*TASK TO COMPLETE*
Reproduce each line of the layout region records below verbatim, omitting the pictures from your answer.

Layout region records:
————

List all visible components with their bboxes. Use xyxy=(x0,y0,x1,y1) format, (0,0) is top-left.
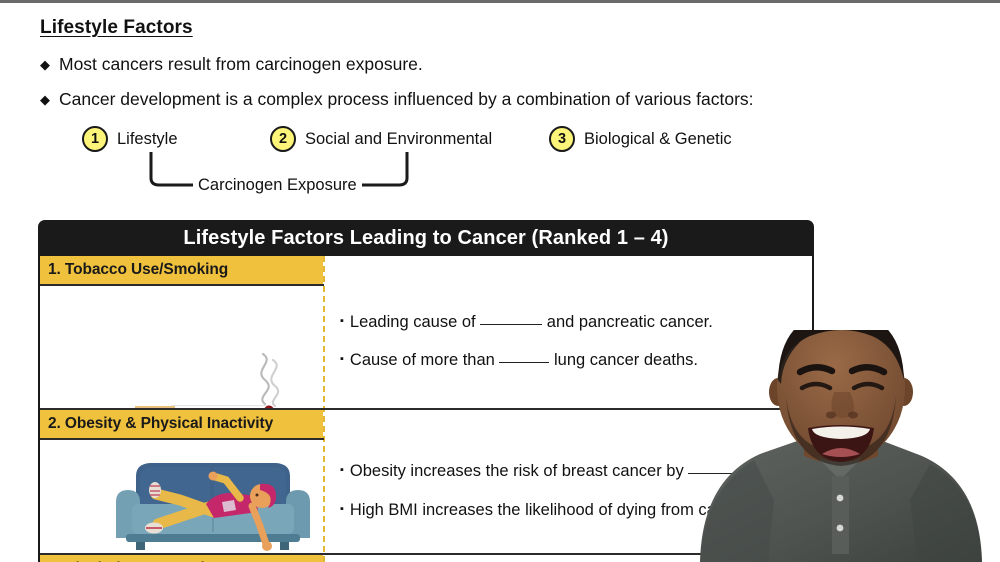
row-rule xyxy=(40,284,324,286)
circle-number-badge: 1 xyxy=(82,126,108,152)
table-header-title: Lifestyle Factors Leading to Cancer (Ran… xyxy=(38,220,814,256)
fill-in-blank xyxy=(499,362,550,363)
cell-text-pre: Leading cause of xyxy=(349,313,481,331)
top-edge-strip xyxy=(0,0,1000,3)
presenter-video-overlay xyxy=(700,330,982,562)
fill-in-blank xyxy=(688,473,755,474)
table-cell-bullet: ▪ Cause of more than lung cancer deaths. xyxy=(340,351,698,370)
page-title: Lifestyle Factors xyxy=(40,17,193,38)
table-row: 3. Alcohol Consumption xyxy=(40,555,323,562)
bullet-item: ◆ Most cancers result from carcinogen ex… xyxy=(40,54,423,75)
fill-in-blank xyxy=(480,324,543,325)
factor-label: Lifestyle xyxy=(117,129,178,148)
row-rule xyxy=(40,553,324,555)
table-cell-bullet: ▪ Obesity increases the risk of breast ca… xyxy=(340,462,755,481)
bullet-item: ◆ Cancer development is a complex proces… xyxy=(40,89,754,110)
small-bullet-icon: ▪ xyxy=(340,315,344,327)
factor-item-social-environmental: 2 Social and Environmental xyxy=(270,126,492,152)
lifestyle-factors-table: Lifestyle Factors Leading to Cancer (Ran… xyxy=(38,220,814,562)
table-row: 1. Tobacco Use/Smoking xyxy=(40,256,323,284)
factor-label: Social and Environmental xyxy=(305,129,493,148)
small-bullet-icon: ▪ xyxy=(340,353,344,365)
row-rule xyxy=(40,438,324,440)
table-cell-bullet: ▪ High BMI increases the likelihood of dy… xyxy=(340,501,716,520)
diamond-bullet-icon: ◆ xyxy=(40,57,50,72)
bullet-text: Most cancers result from carcinogen expo… xyxy=(59,54,423,74)
table-row: 2. Obesity & Physical Inactivity xyxy=(40,410,323,438)
small-bullet-icon: ▪ xyxy=(340,503,344,515)
table-body: 1. Tobacco Use/Smoking ▪ Leading cause of… xyxy=(38,256,814,562)
cell-text-post: lung cancer deaths. xyxy=(549,351,699,369)
cell-text-pre: High BMI increases the likelihood of dyi… xyxy=(349,501,716,519)
cell-text-post: and pancreatic cancer. xyxy=(542,313,713,331)
table-cell-bullet: ▪ Leading cause of and pancreatic cancer. xyxy=(340,313,713,332)
factor-item-lifestyle: 1 Lifestyle xyxy=(82,126,178,152)
cell-text-pre: Cause of more than xyxy=(349,351,500,369)
bullet-text: Cancer development is a complex process … xyxy=(59,89,754,109)
row-rule xyxy=(323,408,813,410)
row-rule xyxy=(323,553,813,555)
carcinogen-exposure-label: Carcinogen Exposure xyxy=(193,176,362,195)
circle-number-badge: 2 xyxy=(270,126,296,152)
row-rule xyxy=(40,408,324,410)
diamond-bullet-icon: ◆ xyxy=(40,92,50,107)
cell-text-pre: Obesity increases the risk of breast can… xyxy=(349,462,689,480)
circle-number-badge: 3 xyxy=(549,126,575,152)
factor-label: Biological & Genetic xyxy=(584,129,732,148)
person-lying-on-couch-illustration xyxy=(116,463,310,551)
small-bullet-icon: ▪ xyxy=(340,464,344,476)
factor-item-biological-genetic: 3 Biological & Genetic xyxy=(549,126,732,152)
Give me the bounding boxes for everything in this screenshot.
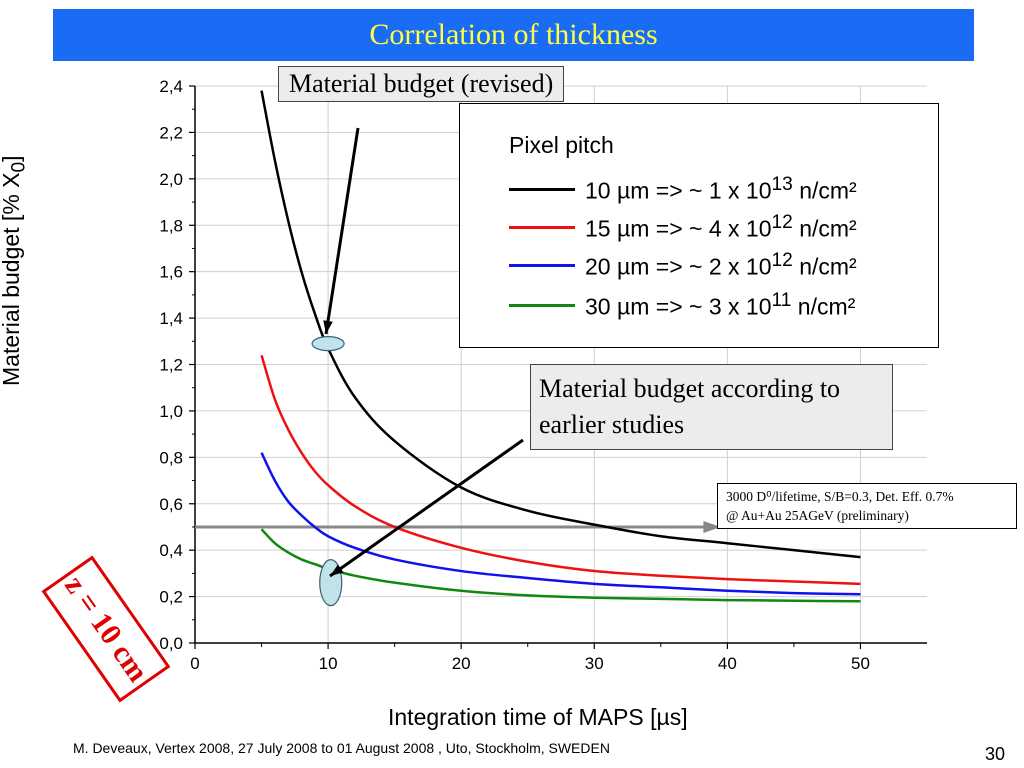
legend-title: Pixel pitch xyxy=(509,132,614,158)
y-axis-label: Material budget [% X0] xyxy=(0,155,30,386)
callout-earlier-studies: Material budget according to earlier stu… xyxy=(530,364,893,450)
y-tick-label: 0,6 xyxy=(159,495,183,514)
y-tick-label: 2,4 xyxy=(159,77,183,96)
note-line-2: @ Au+Au 25AGeV (preliminary) xyxy=(726,508,909,523)
legend-swatch xyxy=(509,263,575,267)
y-tick-label: 0,0 xyxy=(159,634,183,653)
x-tick-label: 10 xyxy=(319,654,338,673)
series-line-20m xyxy=(260,452,861,596)
x-tick-label: 20 xyxy=(452,654,471,673)
legend-item-10um: 10 µm => ~ 1 x 1013 n/cm² xyxy=(509,174,857,204)
legend-item-30um: 30 µm => ~ 3 x 1011 n/cm² xyxy=(509,290,855,320)
x-tick-label: 30 xyxy=(585,654,604,673)
y-tick-label: 2,0 xyxy=(159,170,183,189)
y-tick-label: 1,8 xyxy=(159,216,183,235)
series-line-10m xyxy=(260,90,861,559)
simulation-note: 3000 D⁰/lifetime, S/B=0.3, Det. Eff. 0.7… xyxy=(717,483,1017,529)
legend-item-20um: 20 µm => ~ 2 x 1012 n/cm² xyxy=(509,250,857,280)
x-tick-label: 0 xyxy=(190,654,199,673)
arrow-revised-head xyxy=(323,320,333,334)
callout-revised: Material budget (revised) xyxy=(278,66,565,102)
slide-title: Correlation of thickness xyxy=(369,18,658,51)
x-tick-label: 50 xyxy=(851,654,870,673)
y-tick-label: 1,2 xyxy=(159,356,183,375)
y-tick-label: 1,4 xyxy=(159,309,183,328)
legend-swatch xyxy=(509,187,575,191)
arrow-earlier-head xyxy=(330,564,344,576)
arrow-revised xyxy=(324,127,360,335)
y-tick-label: 0,2 xyxy=(159,588,183,607)
title-bar: Correlation of thickness xyxy=(53,9,974,61)
y-tick-label: 1,0 xyxy=(159,402,183,421)
highlight-ellipse-revised xyxy=(311,336,345,352)
legend-swatch xyxy=(509,303,575,307)
series-line-15m xyxy=(260,354,861,586)
x-axis-label: Integration time of MAPS [µs] xyxy=(388,704,688,730)
page-number: 30 xyxy=(985,744,1006,764)
legend-item-15um: 15 µm => ~ 4 x 1012 n/cm² xyxy=(509,212,857,242)
y-tick-label: 0,4 xyxy=(159,541,183,560)
legend-swatch xyxy=(509,225,575,229)
y-tick-label: 2,2 xyxy=(159,123,183,142)
y-tick-label: 1,6 xyxy=(159,263,183,282)
arrow-earlier xyxy=(329,438,524,578)
footer-text: M. Deveaux, Vertex 2008, 27 July 2008 to… xyxy=(73,740,610,756)
reference-arrowhead xyxy=(703,520,721,533)
note-line-1: 3000 D⁰/lifetime, S/B=0.3, Det. Eff. 0.7… xyxy=(726,489,954,504)
y-tick-label: 0,8 xyxy=(159,448,183,467)
series-line-30m xyxy=(260,528,861,603)
legend: Pixel pitch 10 µm => ~ 1 x 1013 n/cm² 15… xyxy=(459,103,939,348)
x-tick-label: 40 xyxy=(718,654,737,673)
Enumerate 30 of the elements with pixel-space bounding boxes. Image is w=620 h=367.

————

*RESPONSE BELOW*
List all visible components with their bboxes. Use xyxy=(x0,y0,x1,y1) format, (0,0) is top-left.
row-rule xyxy=(40,284,324,286)
circle-number-badge: 1 xyxy=(82,126,108,152)
table-header-title: Lifestyle Factors Leading to Cancer (Ran… xyxy=(38,220,814,256)
fill-in-blank xyxy=(499,362,550,363)
cell-text-pre: Leading cause of xyxy=(349,313,481,331)
top-edge-strip xyxy=(0,0,1000,3)
presenter-video-overlay xyxy=(700,330,982,562)
fill-in-blank xyxy=(688,473,755,474)
table-cell-bullet: ▪ Cause of more than lung cancer deaths. xyxy=(340,351,698,370)
page-title: Lifestyle Factors xyxy=(40,17,193,38)
table-row: 3. Alcohol Consumption xyxy=(40,555,323,562)
bullet-item: ◆ Most cancers result from carcinogen ex… xyxy=(40,54,423,75)
fill-in-blank xyxy=(480,324,543,325)
factor-label: Lifestyle xyxy=(117,129,178,148)
row-rule xyxy=(40,553,324,555)
table-cell-bullet: ▪ Obesity increases the risk of breast ca… xyxy=(340,462,755,481)
bullet-item: ◆ Cancer development is a complex proces… xyxy=(40,89,754,110)
small-bullet-icon: ▪ xyxy=(340,315,344,327)
factor-item-social-environmental: 2 Social and Environmental xyxy=(270,126,492,152)
lifestyle-factors-table: Lifestyle Factors Leading to Cancer (Ran… xyxy=(38,220,814,562)
table-row: 1. Tobacco Use/Smoking xyxy=(40,256,323,284)
factor-label: Social and Environmental xyxy=(305,129,493,148)
small-bullet-icon: ▪ xyxy=(340,353,344,365)
row-rule xyxy=(40,438,324,440)
table-cell-bullet: ▪ High BMI increases the likelihood of dy… xyxy=(340,501,716,520)
diamond-bullet-icon: ◆ xyxy=(40,57,50,72)
bullet-text: Most cancers result from carcinogen expo… xyxy=(59,54,423,74)
table-row: 2. Obesity & Physical Inactivity xyxy=(40,410,323,438)
small-bullet-icon: ▪ xyxy=(340,503,344,515)
table-body: 1. Tobacco Use/Smoking ▪ Leading cause of… xyxy=(38,256,814,562)
cell-text-post: lung cancer deaths. xyxy=(549,351,699,369)
cell-text-pre: High BMI increases the likelihood of dyi… xyxy=(349,501,716,519)
cell-text-post: and pancreatic cancer. xyxy=(542,313,713,331)
table-cell-bullet: ▪ Leading cause of and pancreatic cancer. xyxy=(340,313,713,332)
factor-item-lifestyle: 1 Lifestyle xyxy=(82,126,178,152)
cell-text-pre: Cause of more than xyxy=(349,351,500,369)
bullet-text: Cancer development is a complex process … xyxy=(59,89,754,109)
row-rule xyxy=(323,408,813,410)
row-rule xyxy=(323,553,813,555)
carcinogen-exposure-label: Carcinogen Exposure xyxy=(193,176,362,195)
circle-number-badge: 2 xyxy=(270,126,296,152)
row-rule xyxy=(40,408,324,410)
diamond-bullet-icon: ◆ xyxy=(40,92,50,107)
cell-text-pre: Obesity increases the risk of breast can… xyxy=(349,462,689,480)
circle-number-badge: 3 xyxy=(549,126,575,152)
factor-label: Biological & Genetic xyxy=(584,129,732,148)
person-lying-on-couch-illustration xyxy=(116,463,310,551)
small-bullet-icon: ▪ xyxy=(340,464,344,476)
factor-item-biological-genetic: 3 Biological & Genetic xyxy=(549,126,732,152)
Give me the bounding boxes for everything in this screenshot.
legend-title: Pixel pitch xyxy=(509,132,614,158)
y-axis-label: Material budget [% X0] xyxy=(0,155,30,386)
callout-earlier-studies: Material budget according to earlier stu… xyxy=(530,364,893,450)
y-tick-label: 0,6 xyxy=(159,495,183,514)
y-tick-label: 2,4 xyxy=(159,77,183,96)
note-line-2: @ Au+Au 25AGeV (preliminary) xyxy=(726,508,909,523)
legend-swatch xyxy=(509,263,575,267)
y-tick-label: 0,0 xyxy=(159,634,183,653)
x-tick-label: 10 xyxy=(319,654,338,673)
series-line-20m xyxy=(260,452,861,596)
x-tick-label: 20 xyxy=(452,654,471,673)
legend-item-10um: 10 µm => ~ 1 x 1013 n/cm² xyxy=(509,174,857,204)
legend-item-30um: 30 µm => ~ 3 x 1011 n/cm² xyxy=(509,290,855,320)
x-tick-label: 30 xyxy=(585,654,604,673)
y-tick-label: 2,0 xyxy=(159,170,183,189)
y-tick-label: 1,8 xyxy=(159,216,183,235)
series-line-10m xyxy=(260,90,861,559)
simulation-note: 3000 D⁰/lifetime, S/B=0.3, Det. Eff. 0.7… xyxy=(717,483,1017,529)
legend-item-20um: 20 µm => ~ 2 x 1012 n/cm² xyxy=(509,250,857,280)
x-tick-label: 0 xyxy=(190,654,199,673)
arrow-revised-head xyxy=(323,320,333,334)
callout-revised: Material budget (revised) xyxy=(278,66,565,102)
slide-title: Correlation of thickness xyxy=(369,18,658,51)
x-tick-label: 50 xyxy=(851,654,870,673)
y-tick-label: 1,2 xyxy=(159,356,183,375)
y-tick-label: 1,4 xyxy=(159,309,183,328)
legend-swatch xyxy=(509,187,575,191)
arrow-earlier-head xyxy=(330,564,344,576)
arrow-revised xyxy=(324,127,360,335)
y-tick-label: 0,2 xyxy=(159,588,183,607)
title-bar: Correlation of thickness xyxy=(53,9,974,61)
y-tick-label: 1,0 xyxy=(159,402,183,421)
highlight-ellipse-revised xyxy=(311,336,345,352)
legend-swatch xyxy=(509,303,575,307)
series-line-15m xyxy=(260,354,861,586)
x-axis-label: Integration time of MAPS [µs] xyxy=(388,704,688,730)
page-number: 30 xyxy=(985,744,1006,764)
legend-item-15um: 15 µm => ~ 4 x 1012 n/cm² xyxy=(509,212,857,242)
y-tick-label: 0,4 xyxy=(159,541,183,560)
legend-swatch xyxy=(509,225,575,229)
y-tick-label: 2,2 xyxy=(159,123,183,142)
y-tick-label: 1,6 xyxy=(159,263,183,282)
arrow-earlier xyxy=(329,438,524,578)
footer-text: M. Deveaux, Vertex 2008, 27 July 2008 to… xyxy=(73,740,610,756)
reference-arrowhead xyxy=(703,520,721,533)
note-line-1: 3000 D⁰/lifetime, S/B=0.3, Det. Eff. 0.7… xyxy=(726,489,954,504)
y-tick-label: 0,8 xyxy=(159,448,183,467)
series-line-30m xyxy=(260,528,861,603)
legend: Pixel pitch 10 µm => ~ 1 x 1013 n/cm² 15… xyxy=(459,103,939,348)
x-tick-label: 40 xyxy=(718,654,737,673)
Enumerate 30 of the elements with pixel-space bounding boxes. Image is w=620 h=367.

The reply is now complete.